Dr. IB Ilham Malik
JIka kita telusuri berita tentang banjir di Kabupaten Tanggamus, maka kita akan melihat data berita, bahwa dalam kurun waktu selama beberapa tahun ini bisa kita katakan bahwa ada begitu banyak peristiwa banjir di kabupaten ini. Lokasinya tersebar di mana-mana dan melanda kawasan permukiman warga.
Hampir semua kawasan yang dilanda banjir adalah kawasan yang memang rawan dilanda banjir. Maksudnya, daerah permukiman dan lokasi infrastruktur memang berada pada kawasan aktivitas alam berupa luapan air. Jadi memang dia sebenarnya masuk dalam zona merah untuk pembangunan. Namun, kalaupun tetap harus ada pembangunan di zona tersebut, karena ada suatu hal yang menyebabkan harus terbangunnya bangunan tertentu di situ, maka ia haruslah didesain aman dari potensi kegiatan alam tersebut. Luapan air yang bisa terjadi sewaktu-waktu disitu harus dipastikan tidak menimbulkan kerusakan bangunan dan kerugian pada manusia.

- Catatan yang disediakan
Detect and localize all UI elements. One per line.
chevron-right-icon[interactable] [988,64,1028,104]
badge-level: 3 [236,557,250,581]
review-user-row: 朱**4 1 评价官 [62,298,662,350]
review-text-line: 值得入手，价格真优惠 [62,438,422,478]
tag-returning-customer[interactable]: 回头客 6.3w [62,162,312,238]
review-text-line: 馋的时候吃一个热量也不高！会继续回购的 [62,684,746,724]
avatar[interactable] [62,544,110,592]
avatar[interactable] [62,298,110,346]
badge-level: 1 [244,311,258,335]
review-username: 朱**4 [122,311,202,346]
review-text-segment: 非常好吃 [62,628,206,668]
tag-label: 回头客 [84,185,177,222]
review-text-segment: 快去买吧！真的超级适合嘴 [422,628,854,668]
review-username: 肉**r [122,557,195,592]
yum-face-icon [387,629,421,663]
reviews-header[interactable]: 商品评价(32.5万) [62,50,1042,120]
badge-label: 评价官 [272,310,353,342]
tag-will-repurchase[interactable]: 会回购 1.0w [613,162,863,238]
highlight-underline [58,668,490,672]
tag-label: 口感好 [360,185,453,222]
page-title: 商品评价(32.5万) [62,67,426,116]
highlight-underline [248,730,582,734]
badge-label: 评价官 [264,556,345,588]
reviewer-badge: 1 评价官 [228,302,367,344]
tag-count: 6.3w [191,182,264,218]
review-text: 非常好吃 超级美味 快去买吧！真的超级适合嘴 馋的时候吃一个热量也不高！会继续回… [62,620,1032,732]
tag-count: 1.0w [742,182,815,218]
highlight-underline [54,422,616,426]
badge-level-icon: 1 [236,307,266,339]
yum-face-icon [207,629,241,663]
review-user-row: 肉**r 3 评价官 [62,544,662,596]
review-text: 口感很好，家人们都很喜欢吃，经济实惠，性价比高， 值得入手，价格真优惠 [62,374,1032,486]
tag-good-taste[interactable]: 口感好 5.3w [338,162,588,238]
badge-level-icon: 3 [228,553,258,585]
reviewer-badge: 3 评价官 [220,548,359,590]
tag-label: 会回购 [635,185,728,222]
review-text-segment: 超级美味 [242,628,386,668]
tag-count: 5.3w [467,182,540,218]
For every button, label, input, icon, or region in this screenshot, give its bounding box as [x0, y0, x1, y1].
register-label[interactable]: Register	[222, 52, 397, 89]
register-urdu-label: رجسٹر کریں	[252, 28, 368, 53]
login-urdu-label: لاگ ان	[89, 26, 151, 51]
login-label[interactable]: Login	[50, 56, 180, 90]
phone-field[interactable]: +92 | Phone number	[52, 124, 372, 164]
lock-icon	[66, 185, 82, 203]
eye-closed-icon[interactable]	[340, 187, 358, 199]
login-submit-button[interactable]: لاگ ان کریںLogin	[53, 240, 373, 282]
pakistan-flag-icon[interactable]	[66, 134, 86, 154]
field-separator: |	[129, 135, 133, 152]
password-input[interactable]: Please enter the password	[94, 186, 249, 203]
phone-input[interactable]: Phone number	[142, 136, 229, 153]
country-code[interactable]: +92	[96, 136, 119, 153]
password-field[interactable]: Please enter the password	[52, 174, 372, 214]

- Daftar tugas
(a) Tuliskan bagian tulisan tentang banjir di Tanggamus, mulai dari "Dr. IB Ilham" dan berakhir pada "kawasan permukiman warga.".
(b) Teruskan tulisan tentang banjir di Tanggamus, dimulai sesudah kalimat terakhirnya.

- Jawaban tiap tugas
(a)
Dr. IB Ilham Malik
JIka kita telusuri berita tentang banjir di Kabupaten Tanggamus, maka kita akan melihat data berita, bahwa dalam kurun waktu selama beberapa tahun ini bisa kita katakan bahwa ada begitu banyak peristiwa banjir di kabupaten ini. Lokasinya tersebar di mana-mana dan melanda kawasan permukiman warga.

(b)
Lahan memang ada yang bernilai rendah dan ada yang tinggi. Kawasan yang dilanda banjir baru- baru ini di daerah Kotaagung Barat, adalah daerah yang kalau kita lihat dari sisi land value, memang daerah yang terancam oleh bangunan untuk memenuhi “kebutuhan alami manusia”. Makanya okupasi lahan terjadi dan mengubah lanskap ruang dan keseimbangan proporsi guna lahan disitu.
Tidak heran jika lahan yang menjadi “pencegah” luapan banjir telah berubah menjadi kebun atau bangunan. Akibatnya, ketika hujan melanda maka air akan meluap akibat tidak “terikat” oleh lahan resapan air. Zona aliran air yang juga sudah berubah lanskap-nya telah menyebabkan luapan air tersebut bisa kemana-mana. Seperti yang kita lihat ada yang menghantam bangunan, ada juga yang mengalir di badan jalan yang menyebabkan kerusakaan infrastruktur dan kendaraan, dan sebagainya.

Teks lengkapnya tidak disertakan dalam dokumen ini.